(Records from a data collection)
····················
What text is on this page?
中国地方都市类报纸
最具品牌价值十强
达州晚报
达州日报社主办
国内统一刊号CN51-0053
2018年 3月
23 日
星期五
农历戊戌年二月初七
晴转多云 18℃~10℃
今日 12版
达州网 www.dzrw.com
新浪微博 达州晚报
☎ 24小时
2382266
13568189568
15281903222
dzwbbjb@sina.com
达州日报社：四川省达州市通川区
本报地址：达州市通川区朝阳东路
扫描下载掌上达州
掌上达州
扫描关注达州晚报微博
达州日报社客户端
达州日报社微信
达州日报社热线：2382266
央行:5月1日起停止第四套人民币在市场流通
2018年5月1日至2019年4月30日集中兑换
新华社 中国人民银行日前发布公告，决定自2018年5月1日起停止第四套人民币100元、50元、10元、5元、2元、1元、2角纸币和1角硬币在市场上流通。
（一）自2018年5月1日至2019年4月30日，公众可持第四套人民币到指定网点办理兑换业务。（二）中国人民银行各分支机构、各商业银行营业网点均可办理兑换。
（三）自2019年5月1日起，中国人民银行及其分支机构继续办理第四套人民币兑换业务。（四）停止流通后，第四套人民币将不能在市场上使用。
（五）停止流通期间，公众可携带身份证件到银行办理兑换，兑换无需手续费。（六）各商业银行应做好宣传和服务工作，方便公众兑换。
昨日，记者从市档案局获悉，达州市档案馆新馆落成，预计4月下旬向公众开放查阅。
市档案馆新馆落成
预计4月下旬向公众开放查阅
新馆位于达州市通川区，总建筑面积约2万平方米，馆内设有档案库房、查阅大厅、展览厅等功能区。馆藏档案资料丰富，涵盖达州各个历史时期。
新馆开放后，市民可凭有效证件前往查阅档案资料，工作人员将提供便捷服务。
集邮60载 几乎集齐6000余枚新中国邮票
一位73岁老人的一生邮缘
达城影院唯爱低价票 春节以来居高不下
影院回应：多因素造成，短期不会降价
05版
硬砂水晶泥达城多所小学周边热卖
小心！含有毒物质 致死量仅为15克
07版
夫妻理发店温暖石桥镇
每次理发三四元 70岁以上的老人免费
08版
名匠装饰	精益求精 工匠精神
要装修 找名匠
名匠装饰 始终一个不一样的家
····················
DO THIS: Exact output of every entry is required.

OUTPUT FOR THIS EXERCISE:
What text is on this page?
中国地方都市类报纸
最具品牌价值十强
达州晚报
达州日报社主办
国内统一刊号CN51-0053
2018年 3月
23 日
星期五
农历戊戌年二月初七
晴转多云 18℃~10℃
今日 12版
达州网 www.dzrw.com
新浪微博 达州晚报
☎ 24小时
2382266
13568189568
15281903222
dzwbbjb@sina.com
达州日报社：四川省达州市通川区
本报地址：达州市通川区朝阳东路
扫描下载掌上达州
掌上达州
扫描关注达州晚报微博
达州日报社客户端
达州日报社微信
达州日报社热线：2382266
央行:5月1日起停止第四套人民币在市场流通
2018年5月1日至2019年4月30日集中兑换
新华社 中国人民银行日前发布公告，决定自2018年5月1日起停止第四套人民币100元、50元、10元、5元、2元、1元、2角纸币和1角硬币在市场上流通。
（一）自2018年5月1日至2019年4月30日，公众可持第四套人民币到指定网点办理兑换业务。（二）中国人民银行各分支机构、各商业银行营业网点均可办理兑换。
（三）自2019年5月1日起，中国人民银行及其分支机构继续办理第四套人民币兑换业务。（四）停止流通后，第四套人民币将不能在市场上使用。
（五）停止流通期间，公众可携带身份证件到银行办理兑换，兑换无需手续费。（六）各商业银行应做好宣传和服务工作，方便公众兑换。
昨日，记者从市档案局获悉，达州市档案馆新馆落成，预计4月下旬向公众开放查阅。
市档案馆新馆落成
预计4月下旬向公众开放查阅
新馆位于达州市通川区，总建筑面积约2万平方米，馆内设有档案库房、查阅大厅、展览厅等功能区。馆藏档案资料丰富，涵盖达州各个历史时期。
新馆开放后，市民可凭有效证件前往查阅档案资料，工作人员将提供便捷服务。
集邮60载 几乎集齐6000余枚新中国邮票
一位73岁老人的一生邮缘
达城影院唯爱低价票 春节以来居高不下
影院回应：多因素造成，短期不会降价
05版
硬砂水晶泥达城多所小学周边热卖
小心！含有毒物质 致死量仅为15克
07版
夫妻理发店温暖石桥镇
每次理发三四元 70岁以上的老人免费
08版
名匠装饰	精益求精 工匠精神
要装修 找名匠
名匠装饰 始终一个不一样的家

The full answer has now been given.